Work to complete – Pull every line with the word "label" out of the entries below.
+ + + +
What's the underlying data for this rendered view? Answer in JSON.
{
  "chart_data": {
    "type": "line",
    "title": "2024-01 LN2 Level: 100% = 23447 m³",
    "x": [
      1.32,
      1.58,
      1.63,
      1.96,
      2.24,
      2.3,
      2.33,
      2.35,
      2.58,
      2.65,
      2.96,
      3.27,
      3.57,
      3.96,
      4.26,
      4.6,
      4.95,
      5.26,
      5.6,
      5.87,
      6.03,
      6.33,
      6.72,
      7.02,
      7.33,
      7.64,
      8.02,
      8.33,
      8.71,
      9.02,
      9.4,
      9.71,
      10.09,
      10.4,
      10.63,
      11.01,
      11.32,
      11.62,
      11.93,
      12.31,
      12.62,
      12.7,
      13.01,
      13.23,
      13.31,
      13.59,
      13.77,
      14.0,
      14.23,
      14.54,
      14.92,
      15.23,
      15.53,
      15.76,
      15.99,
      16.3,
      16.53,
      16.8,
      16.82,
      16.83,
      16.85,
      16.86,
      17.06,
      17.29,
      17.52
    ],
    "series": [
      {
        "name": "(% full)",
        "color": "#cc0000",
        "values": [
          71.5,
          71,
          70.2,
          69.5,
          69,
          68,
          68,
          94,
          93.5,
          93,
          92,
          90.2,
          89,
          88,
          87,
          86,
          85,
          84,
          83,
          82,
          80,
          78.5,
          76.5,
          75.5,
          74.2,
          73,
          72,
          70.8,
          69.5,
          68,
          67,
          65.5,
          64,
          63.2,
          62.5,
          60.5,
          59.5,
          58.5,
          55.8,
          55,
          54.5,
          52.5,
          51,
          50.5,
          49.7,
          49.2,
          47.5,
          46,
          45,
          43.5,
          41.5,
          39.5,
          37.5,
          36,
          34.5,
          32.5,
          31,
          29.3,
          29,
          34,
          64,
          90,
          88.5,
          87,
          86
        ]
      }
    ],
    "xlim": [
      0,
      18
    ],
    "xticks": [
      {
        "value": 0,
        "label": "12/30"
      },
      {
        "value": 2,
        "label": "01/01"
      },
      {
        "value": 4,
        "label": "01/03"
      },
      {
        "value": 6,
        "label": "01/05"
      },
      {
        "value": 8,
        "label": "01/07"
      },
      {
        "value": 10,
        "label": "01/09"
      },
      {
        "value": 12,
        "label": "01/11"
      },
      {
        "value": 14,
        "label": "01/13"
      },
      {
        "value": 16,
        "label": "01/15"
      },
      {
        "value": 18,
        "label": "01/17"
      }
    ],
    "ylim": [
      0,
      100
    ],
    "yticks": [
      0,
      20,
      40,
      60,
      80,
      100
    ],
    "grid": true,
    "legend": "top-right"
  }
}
+ + + +
Reply to the task –
        "label": "12/30"
        "label": "01/01"
        "label": "01/03"
        "label": "01/05"
        "label": "01/07"
        "label": "01/09"
        "label": "01/11"
        "label": "01/13"
        "label": "01/15"
        "label": "01/17"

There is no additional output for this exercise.